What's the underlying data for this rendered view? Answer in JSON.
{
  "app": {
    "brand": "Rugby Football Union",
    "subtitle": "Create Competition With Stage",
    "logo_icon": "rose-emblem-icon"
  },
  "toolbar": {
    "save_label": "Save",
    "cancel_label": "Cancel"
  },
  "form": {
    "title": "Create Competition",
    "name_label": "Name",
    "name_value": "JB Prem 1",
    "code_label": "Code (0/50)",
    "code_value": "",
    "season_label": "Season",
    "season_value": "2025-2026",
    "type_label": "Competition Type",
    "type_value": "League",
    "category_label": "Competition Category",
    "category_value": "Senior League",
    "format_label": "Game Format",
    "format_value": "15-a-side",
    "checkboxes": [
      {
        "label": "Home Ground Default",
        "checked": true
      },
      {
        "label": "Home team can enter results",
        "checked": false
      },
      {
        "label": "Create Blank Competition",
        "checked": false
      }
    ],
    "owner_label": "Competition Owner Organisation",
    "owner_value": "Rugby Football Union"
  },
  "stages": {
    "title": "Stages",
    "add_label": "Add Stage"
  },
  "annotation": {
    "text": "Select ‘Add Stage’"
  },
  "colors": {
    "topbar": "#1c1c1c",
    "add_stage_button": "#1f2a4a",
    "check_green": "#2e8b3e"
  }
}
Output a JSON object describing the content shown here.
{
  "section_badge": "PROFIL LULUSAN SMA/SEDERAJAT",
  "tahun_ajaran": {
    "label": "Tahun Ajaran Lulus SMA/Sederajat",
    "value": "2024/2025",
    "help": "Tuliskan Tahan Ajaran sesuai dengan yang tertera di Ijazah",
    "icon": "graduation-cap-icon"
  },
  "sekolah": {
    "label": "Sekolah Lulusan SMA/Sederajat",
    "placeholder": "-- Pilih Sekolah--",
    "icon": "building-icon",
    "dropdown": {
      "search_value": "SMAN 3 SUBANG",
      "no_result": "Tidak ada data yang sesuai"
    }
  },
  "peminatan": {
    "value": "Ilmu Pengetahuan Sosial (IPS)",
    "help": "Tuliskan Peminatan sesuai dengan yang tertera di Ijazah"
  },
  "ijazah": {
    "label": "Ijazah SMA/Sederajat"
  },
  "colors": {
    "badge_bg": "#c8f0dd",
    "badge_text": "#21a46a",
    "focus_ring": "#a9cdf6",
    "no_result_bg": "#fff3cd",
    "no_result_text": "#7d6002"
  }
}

## Required work
Copy out every line of the data above, exactly as given.

## Worked answer
What's the underlying data for this rendered view? Answer in JSON.
{
  "app": {
    "brand": "Rugby Football Union",
    "subtitle": "Create Competition With Stage",
    "logo_icon": "rose-emblem-icon"
  },
  "toolbar": {
    "save_label": "Save",
    "cancel_label": "Cancel"
  },
  "form": {
    "title": "Create Competition",
    "name_label": "Name",
    "name_value": "JB Prem 1",
    "code_label": "Code (0/50)",
    "code_value": "",
    "season_label": "Season",
    "season_value": "2025-2026",
    "type_label": "Competition Type",
    "type_value": "League",
    "category_label": "Competition Category",
    "category_value": "Senior League",
    "format_label": "Game Format",
    "format_value": "15-a-side",
    "checkboxes": [
      {
        "label": "Home Ground Default",
        "checked": true
      },
      {
        "label": "Home team can enter results",
        "checked": false
      },
      {
        "label": "Create Blank Competition",
        "checked": false
      }
    ],
    "owner_label": "Competition Owner Organisation",
    "owner_value": "Rugby Football Union"
  },
  "stages": {
    "title": "Stages",
    "add_label": "Add Stage"
  },
  "annotation": {
    "text": "Select ‘Add Stage’"
  },
  "colors": {
    "topbar": "#1c1c1c",
    "add_stage_button": "#1f2a4a",
    "check_green": "#2e8b3e"
  }
}
Output a JSON object describing the content shown here.
{
  "section_badge": "PROFIL LULUSAN SMA/SEDERAJAT",
  "tahun_ajaran": {
    "label": "Tahun Ajaran Lulus SMA/Sederajat",
    "value": "2024/2025",
    "help": "Tuliskan Tahan Ajaran sesuai dengan yang tertera di Ijazah",
    "icon": "graduation-cap-icon"
  },
  "sekolah": {
    "label": "Sekolah Lulusan SMA/Sederajat",
    "placeholder": "-- Pilih Sekolah--",
    "icon": "building-icon",
    "dropdown": {
      "search_value": "SMAN 3 SUBANG",
      "no_result": "Tidak ada data yang sesuai"
    }
  },
  "peminatan": {
    "value": "Ilmu Pengetahuan Sosial (IPS)",
    "help": "Tuliskan Peminatan sesuai dengan yang tertera di Ijazah"
  },
  "ijazah": {
    "label": "Ijazah SMA/Sederajat"
  },
  "colors": {
    "badge_bg": "#c8f0dd",
    "badge_text": "#21a46a",
    "focus_ring": "#a9cdf6",
    "no_result_bg": "#fff3cd",
    "no_result_text": "#7d6002"
  }
}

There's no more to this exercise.